Stated task. Your copy of the material below should match it exactly, except that it holds no pictures.

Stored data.
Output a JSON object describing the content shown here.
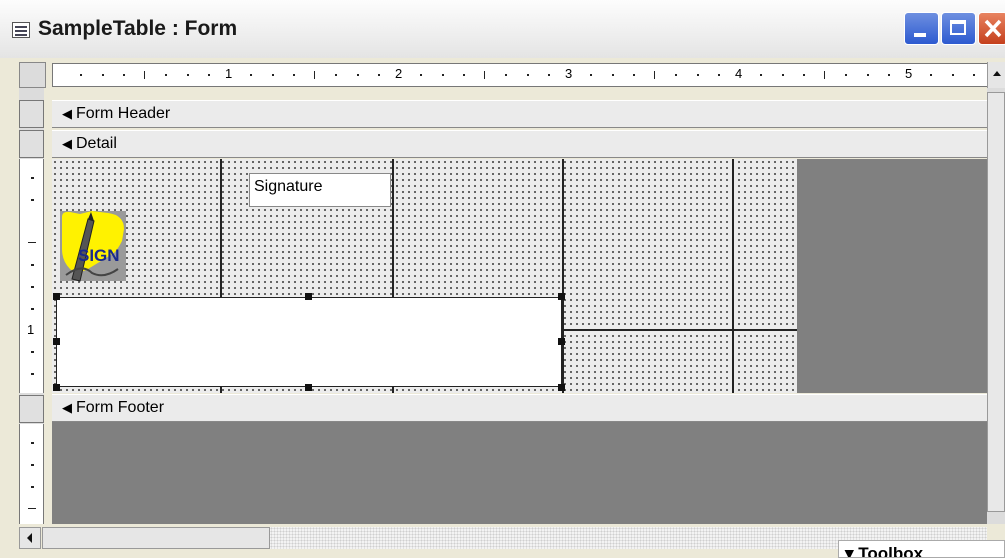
{
  "window": {
    "title": "SampleTable : Form"
  },
  "ruler": {
    "numbers": [
      "1",
      "2",
      "3",
      "4",
      "5"
    ]
  },
  "vertical_ruler": {
    "numbers": [
      "1"
    ]
  },
  "sections": {
    "header": "Form Header",
    "detail": "Detail",
    "footer": "Form Footer"
  },
  "detail": {
    "signature_label": "Signature",
    "sign_image_text": "SIGN"
  },
  "toolbox": {
    "title": "▾ Toolbox"
  },
  "colors": {
    "title_bar": "#f2f2f2",
    "xp_blue": "#2d5ad0",
    "xp_close": "#c5401d",
    "design_grid": "#ececec",
    "empty_area": "#808080",
    "sign_icon_yellow": "#fff200"
  },
  "icons": {
    "app": "form-icon",
    "section_marker": "section-marker-icon",
    "image": "signature-pen-icon"
  }
}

Output.
Output a JSON object describing the content shown here.
{
  "window": {
    "title": "SampleTable : Form"
  },
  "ruler": {
    "numbers": [
      "1",
      "2",
      "3",
      "4",
      "5"
    ]
  },
  "vertical_ruler": {
    "numbers": [
      "1"
    ]
  },
  "sections": {
    "header": "Form Header",
    "detail": "Detail",
    "footer": "Form Footer"
  },
  "detail": {
    "signature_label": "Signature",
    "sign_image_text": "SIGN"
  },
  "toolbox": {
    "title": "▾ Toolbox"
  },
  "colors": {
    "title_bar": "#f2f2f2",
    "xp_blue": "#2d5ad0",
    "xp_close": "#c5401d",
    "design_grid": "#ececec",
    "empty_area": "#808080",
    "sign_icon_yellow": "#fff200"
  },
  "icons": {
    "app": "form-icon",
    "section_marker": "section-marker-icon",
    "image": "signature-pen-icon"
  }
}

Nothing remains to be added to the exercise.